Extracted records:
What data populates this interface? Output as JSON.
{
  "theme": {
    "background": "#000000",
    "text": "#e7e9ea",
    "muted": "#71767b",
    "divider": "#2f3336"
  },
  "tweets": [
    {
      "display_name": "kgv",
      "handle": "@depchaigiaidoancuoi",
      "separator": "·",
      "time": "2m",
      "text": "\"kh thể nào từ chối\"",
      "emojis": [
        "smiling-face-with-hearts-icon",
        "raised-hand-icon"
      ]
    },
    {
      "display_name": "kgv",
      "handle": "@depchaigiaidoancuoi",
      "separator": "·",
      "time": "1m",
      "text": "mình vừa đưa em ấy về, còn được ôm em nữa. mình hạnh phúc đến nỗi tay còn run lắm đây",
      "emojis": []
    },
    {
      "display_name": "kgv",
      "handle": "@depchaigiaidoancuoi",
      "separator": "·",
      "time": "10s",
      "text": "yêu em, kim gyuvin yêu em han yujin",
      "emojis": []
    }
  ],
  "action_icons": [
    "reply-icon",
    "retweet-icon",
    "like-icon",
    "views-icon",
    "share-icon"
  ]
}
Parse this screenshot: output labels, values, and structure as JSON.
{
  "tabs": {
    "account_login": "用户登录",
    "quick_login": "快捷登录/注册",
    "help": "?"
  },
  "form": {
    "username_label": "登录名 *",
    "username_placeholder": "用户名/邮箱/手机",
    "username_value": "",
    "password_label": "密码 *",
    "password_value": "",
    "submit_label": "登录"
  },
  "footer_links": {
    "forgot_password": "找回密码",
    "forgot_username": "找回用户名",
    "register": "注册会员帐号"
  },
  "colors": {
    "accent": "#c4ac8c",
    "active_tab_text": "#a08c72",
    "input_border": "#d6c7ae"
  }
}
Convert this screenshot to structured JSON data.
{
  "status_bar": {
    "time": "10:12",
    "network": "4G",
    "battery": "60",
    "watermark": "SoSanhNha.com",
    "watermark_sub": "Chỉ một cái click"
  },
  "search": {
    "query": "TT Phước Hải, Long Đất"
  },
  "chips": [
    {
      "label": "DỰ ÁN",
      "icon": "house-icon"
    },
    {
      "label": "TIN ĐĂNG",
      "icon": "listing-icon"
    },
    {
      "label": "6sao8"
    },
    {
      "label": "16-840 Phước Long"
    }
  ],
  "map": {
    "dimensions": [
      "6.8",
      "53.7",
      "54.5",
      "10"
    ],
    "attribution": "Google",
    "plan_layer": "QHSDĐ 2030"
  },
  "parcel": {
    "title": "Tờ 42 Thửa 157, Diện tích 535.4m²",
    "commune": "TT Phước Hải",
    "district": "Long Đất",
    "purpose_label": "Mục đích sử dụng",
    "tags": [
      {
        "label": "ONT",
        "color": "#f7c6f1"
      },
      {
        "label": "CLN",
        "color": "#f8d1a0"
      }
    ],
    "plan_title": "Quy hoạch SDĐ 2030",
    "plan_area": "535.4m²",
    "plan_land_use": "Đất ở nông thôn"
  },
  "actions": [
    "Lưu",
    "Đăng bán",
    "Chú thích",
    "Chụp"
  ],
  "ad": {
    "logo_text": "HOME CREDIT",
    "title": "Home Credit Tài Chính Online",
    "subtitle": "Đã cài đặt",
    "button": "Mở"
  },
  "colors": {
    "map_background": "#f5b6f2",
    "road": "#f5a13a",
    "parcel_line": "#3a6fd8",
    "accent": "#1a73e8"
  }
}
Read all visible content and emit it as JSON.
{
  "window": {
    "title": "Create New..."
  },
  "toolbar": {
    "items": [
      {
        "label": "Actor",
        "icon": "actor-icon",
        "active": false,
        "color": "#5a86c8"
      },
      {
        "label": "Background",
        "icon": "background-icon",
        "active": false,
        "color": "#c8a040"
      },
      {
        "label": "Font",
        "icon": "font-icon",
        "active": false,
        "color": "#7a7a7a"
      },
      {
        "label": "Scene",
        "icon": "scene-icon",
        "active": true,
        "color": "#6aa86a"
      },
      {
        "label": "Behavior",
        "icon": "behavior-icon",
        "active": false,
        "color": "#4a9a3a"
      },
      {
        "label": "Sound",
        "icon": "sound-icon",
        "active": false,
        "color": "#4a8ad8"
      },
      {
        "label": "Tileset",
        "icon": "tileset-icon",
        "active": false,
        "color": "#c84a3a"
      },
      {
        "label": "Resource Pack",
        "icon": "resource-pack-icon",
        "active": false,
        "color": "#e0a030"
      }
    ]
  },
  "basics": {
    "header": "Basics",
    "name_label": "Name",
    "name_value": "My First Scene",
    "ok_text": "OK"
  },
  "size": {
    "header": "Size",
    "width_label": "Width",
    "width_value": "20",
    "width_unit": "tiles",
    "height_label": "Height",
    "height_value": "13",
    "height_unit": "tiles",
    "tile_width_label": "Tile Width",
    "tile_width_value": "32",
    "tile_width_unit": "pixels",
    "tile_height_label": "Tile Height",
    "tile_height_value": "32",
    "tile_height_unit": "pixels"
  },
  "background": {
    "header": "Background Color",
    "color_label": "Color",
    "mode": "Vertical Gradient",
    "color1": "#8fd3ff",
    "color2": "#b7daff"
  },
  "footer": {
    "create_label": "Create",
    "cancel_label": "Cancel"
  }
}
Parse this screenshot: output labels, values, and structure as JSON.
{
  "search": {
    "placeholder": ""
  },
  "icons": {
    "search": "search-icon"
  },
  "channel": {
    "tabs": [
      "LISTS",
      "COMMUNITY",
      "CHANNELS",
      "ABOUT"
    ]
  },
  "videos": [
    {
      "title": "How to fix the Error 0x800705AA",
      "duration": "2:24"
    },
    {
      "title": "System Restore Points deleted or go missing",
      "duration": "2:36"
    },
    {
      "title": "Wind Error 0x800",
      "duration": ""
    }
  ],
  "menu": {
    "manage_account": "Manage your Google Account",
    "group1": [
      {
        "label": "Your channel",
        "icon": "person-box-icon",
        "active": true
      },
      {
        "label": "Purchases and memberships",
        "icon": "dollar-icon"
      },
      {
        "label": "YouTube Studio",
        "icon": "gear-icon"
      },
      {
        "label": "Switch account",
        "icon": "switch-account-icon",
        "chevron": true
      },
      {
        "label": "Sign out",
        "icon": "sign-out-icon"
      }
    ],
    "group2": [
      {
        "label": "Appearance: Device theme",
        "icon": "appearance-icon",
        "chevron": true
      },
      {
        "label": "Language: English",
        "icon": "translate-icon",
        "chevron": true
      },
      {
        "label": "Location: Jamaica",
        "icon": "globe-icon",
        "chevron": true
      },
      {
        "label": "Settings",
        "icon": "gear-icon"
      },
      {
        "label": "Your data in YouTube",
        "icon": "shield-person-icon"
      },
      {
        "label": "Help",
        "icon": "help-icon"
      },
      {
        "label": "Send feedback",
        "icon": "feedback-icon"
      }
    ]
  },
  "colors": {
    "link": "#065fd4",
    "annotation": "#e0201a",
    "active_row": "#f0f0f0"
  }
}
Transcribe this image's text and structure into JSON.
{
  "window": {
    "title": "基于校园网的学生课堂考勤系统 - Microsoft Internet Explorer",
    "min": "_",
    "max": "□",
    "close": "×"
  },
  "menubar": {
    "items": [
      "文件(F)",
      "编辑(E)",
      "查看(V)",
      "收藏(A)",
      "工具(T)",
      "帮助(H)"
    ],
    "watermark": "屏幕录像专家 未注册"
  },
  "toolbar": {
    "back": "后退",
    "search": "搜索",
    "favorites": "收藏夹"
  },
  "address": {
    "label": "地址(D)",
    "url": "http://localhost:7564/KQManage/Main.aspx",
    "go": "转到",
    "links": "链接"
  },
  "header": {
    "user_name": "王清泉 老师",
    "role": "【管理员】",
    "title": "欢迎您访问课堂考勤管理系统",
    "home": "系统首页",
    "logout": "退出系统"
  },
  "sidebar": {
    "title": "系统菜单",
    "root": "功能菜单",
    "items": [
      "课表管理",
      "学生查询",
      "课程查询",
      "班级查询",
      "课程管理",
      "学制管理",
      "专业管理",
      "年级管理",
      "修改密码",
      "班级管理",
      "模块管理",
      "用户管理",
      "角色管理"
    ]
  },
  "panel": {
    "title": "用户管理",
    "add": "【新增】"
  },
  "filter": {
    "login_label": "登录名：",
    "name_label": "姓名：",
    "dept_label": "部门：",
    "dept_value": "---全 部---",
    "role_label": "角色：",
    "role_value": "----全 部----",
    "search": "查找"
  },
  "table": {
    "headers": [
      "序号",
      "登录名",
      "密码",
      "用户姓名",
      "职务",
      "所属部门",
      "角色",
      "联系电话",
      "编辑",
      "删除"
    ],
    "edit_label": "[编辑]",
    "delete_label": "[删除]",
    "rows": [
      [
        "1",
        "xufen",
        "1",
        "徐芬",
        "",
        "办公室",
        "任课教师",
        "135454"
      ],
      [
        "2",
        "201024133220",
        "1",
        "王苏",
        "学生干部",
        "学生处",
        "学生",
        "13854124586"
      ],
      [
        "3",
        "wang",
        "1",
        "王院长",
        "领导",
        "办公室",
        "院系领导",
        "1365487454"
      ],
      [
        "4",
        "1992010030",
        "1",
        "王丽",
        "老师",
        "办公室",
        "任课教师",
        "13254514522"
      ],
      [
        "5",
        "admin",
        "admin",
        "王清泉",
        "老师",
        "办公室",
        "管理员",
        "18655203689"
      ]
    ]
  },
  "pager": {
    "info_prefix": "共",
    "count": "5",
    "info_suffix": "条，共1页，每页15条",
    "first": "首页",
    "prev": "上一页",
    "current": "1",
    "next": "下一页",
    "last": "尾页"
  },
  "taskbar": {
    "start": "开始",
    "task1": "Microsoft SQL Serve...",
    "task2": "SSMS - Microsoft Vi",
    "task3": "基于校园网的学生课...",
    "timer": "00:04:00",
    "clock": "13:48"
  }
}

> [INSTRUCTION]:
Using the listing above, gather each line that holds the string "Phước" and copy it.

> [OUTPUT BELOW]:
    "query": "TT Phước Hải, Long Đất"
      "label": "16-840 Phước Long"
    "commune": "TT Phước Hải",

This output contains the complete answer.